▸ **What this task involves**: Each record below should appear again exactly as written.

==== Records for the task ====

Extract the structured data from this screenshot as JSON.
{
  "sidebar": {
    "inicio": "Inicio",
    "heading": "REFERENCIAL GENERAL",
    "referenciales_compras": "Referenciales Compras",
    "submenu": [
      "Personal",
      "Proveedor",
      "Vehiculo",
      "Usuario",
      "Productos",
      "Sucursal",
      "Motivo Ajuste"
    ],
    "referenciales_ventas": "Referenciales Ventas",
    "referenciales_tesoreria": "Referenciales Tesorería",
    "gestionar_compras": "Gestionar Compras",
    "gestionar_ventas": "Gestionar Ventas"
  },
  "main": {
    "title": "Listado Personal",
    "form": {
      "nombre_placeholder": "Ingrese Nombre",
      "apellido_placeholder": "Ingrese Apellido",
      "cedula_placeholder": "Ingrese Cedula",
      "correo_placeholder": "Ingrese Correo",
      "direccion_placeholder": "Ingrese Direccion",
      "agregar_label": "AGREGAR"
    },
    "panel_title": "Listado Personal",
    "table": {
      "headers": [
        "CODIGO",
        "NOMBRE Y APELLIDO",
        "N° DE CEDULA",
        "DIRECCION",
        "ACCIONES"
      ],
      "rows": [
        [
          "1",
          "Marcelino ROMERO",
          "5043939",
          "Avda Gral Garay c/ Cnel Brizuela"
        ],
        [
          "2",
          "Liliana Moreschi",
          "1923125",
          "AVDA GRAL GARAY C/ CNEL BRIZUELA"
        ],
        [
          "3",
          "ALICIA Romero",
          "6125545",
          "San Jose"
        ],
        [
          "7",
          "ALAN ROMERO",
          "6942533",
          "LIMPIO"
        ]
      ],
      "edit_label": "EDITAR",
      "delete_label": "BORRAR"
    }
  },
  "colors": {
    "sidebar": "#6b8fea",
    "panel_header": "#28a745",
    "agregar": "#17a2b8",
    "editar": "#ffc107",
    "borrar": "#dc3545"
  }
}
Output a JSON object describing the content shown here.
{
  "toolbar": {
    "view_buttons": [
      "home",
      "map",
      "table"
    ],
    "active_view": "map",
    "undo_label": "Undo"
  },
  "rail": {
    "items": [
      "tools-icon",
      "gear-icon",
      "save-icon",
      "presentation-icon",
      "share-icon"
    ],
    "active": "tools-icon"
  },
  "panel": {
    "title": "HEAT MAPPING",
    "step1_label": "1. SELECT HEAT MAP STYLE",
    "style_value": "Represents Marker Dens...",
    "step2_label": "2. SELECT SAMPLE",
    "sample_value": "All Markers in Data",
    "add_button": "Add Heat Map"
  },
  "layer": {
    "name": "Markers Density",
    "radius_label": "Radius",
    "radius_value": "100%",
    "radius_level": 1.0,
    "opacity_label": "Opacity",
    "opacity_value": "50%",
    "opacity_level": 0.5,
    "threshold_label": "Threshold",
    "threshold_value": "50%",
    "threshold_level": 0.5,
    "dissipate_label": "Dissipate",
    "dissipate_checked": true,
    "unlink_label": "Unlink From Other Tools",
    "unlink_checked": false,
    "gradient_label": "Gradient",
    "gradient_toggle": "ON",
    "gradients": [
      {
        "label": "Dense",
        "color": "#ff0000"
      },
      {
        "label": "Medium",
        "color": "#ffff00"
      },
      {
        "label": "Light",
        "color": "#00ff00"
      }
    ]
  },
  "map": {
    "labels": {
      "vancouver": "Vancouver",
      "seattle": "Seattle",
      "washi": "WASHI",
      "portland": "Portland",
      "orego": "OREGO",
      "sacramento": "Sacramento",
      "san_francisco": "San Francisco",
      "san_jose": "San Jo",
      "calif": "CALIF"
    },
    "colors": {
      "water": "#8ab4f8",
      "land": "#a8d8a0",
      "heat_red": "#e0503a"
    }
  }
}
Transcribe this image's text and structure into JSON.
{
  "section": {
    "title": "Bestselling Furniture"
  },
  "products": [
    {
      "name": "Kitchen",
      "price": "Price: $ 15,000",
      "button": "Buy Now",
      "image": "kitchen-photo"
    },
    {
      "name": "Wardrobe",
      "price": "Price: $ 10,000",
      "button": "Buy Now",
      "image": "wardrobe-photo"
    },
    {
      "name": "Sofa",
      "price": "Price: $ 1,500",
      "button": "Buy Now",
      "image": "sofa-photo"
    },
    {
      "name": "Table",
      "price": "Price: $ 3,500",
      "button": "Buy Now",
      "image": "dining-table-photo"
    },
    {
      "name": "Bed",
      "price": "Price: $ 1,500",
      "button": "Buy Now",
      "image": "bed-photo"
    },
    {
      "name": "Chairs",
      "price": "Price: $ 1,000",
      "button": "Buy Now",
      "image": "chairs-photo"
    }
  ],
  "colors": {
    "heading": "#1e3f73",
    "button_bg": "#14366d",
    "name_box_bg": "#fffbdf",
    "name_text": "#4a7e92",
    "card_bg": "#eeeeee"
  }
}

====

▸ **Correct result**:
Extract the structured data from this screenshot as JSON.
{
  "sidebar": {
    "inicio": "Inicio",
    "heading": "REFERENCIAL GENERAL",
    "referenciales_compras": "Referenciales Compras",
    "submenu": [
      "Personal",
      "Proveedor",
      "Vehiculo",
      "Usuario",
      "Productos",
      "Sucursal",
      "Motivo Ajuste"
    ],
    "referenciales_ventas": "Referenciales Ventas",
    "referenciales_tesoreria": "Referenciales Tesorería",
    "gestionar_compras": "Gestionar Compras",
    "gestionar_ventas": "Gestionar Ventas"
  },
  "main": {
    "title": "Listado Personal",
    "form": {
      "nombre_placeholder": "Ingrese Nombre",
      "apellido_placeholder": "Ingrese Apellido",
      "cedula_placeholder": "Ingrese Cedula",
      "correo_placeholder": "Ingrese Correo",
      "direccion_placeholder": "Ingrese Direccion",
      "agregar_label": "AGREGAR"
    },
    "panel_title": "Listado Personal",
    "table": {
      "headers": [
        "CODIGO",
        "NOMBRE Y APELLIDO",
        "N° DE CEDULA",
        "DIRECCION",
        "ACCIONES"
      ],
      "rows": [
        [
          "1",
          "Marcelino ROMERO",
          "5043939",
          "Avda Gral Garay c/ Cnel Brizuela"
        ],
        [
          "2",
          "Liliana Moreschi",
          "1923125",
          "AVDA GRAL GARAY C/ CNEL BRIZUELA"
        ],
        [
          "3",
          "ALICIA Romero",
          "6125545",
          "San Jose"
        ],
        [
          "7",
          "ALAN ROMERO",
          "6942533",
          "LIMPIO"
        ]
      ],
      "edit_label": "EDITAR",
      "delete_label": "BORRAR"
    }
  },
  "colors": {
    "sidebar": "#6b8fea",
    "panel_header": "#28a745",
    "agregar": "#17a2b8",
    "editar": "#ffc107",
    "borrar": "#dc3545"
  }
}
Output a JSON object describing the content shown here.
{
  "toolbar": {
    "view_buttons": [
      "home",
      "map",
      "table"
    ],
    "active_view": "map",
    "undo_label": "Undo"
  },
  "rail": {
    "items": [
      "tools-icon",
      "gear-icon",
      "save-icon",
      "presentation-icon",
      "share-icon"
    ],
    "active": "tools-icon"
  },
  "panel": {
    "title": "HEAT MAPPING",
    "step1_label": "1. SELECT HEAT MAP STYLE",
    "style_value": "Represents Marker Dens...",
    "step2_label": "2. SELECT SAMPLE",
    "sample_value": "All Markers in Data",
    "add_button": "Add Heat Map"
  },
  "layer": {
    "name": "Markers Density",
    "radius_label": "Radius",
    "radius_value": "100%",
    "radius_level": 1.0,
    "opacity_label": "Opacity",
    "opacity_value": "50%",
    "opacity_level": 0.5,
    "threshold_label": "Threshold",
    "threshold_value": "50%",
    "threshold_level": 0.5,
    "dissipate_label": "Dissipate",
    "dissipate_checked": true,
    "unlink_label": "Unlink From Other Tools",
    "unlink_checked": false,
    "gradient_label": "Gradient",
    "gradient_toggle": "ON",
    "gradients": [
      {
        "label": "Dense",
        "color": "#ff0000"
      },
      {
        "label": "Medium",
        "color": "#ffff00"
      },
      {
        "label": "Light",
        "color": "#00ff00"
      }
    ]
  },
  "map": {
    "labels": {
      "vancouver": "Vancouver",
      "seattle": "Seattle",
      "washi": "WASHI",
      "portland": "Portland",
      "orego": "OREGO",
      "sacramento": "Sacramento",
      "san_francisco": "San Francisco",
      "san_jose": "San Jo",
      "calif": "CALIF"
    },
    "colors": {
      "water": "#8ab4f8",
      "land": "#a8d8a0",
      "heat_red": "#e0503a"
    }
  }
}
Transcribe this image's text and structure into JSON.
{
  "section": {
    "title": "Bestselling Furniture"
  },
  "products": [
    {
      "name": "Kitchen",
      "price": "Price: $ 15,000",
      "button": "Buy Now",
      "image": "kitchen-photo"
    },
    {
      "name": "Wardrobe",
      "price": "Price: $ 10,000",
      "button": "Buy Now",
      "image": "wardrobe-photo"
    },
    {
      "name": "Sofa",
      "price": "Price: $ 1,500",
      "button": "Buy Now",
      "image": "sofa-photo"
    },
    {
      "name": "Table",
      "price": "Price: $ 3,500",
      "button": "Buy Now",
      "image": "dining-table-photo"
    },
    {
      "name": "Bed",
      "price": "Price: $ 1,500",
      "button": "Buy Now",
      "image": "bed-photo"
    },
    {
      "name": "Chairs",
      "price": "Price: $ 1,000",
      "button": "Buy Now",
      "image": "chairs-photo"
    }
  ],
  "colors": {
    "heading": "#1e3f73",
    "button_bg": "#14366d",
    "name_box_bg": "#fffbdf",
    "name_text": "#4a7e92",
    "card_bg": "#eeeeee"
  }
}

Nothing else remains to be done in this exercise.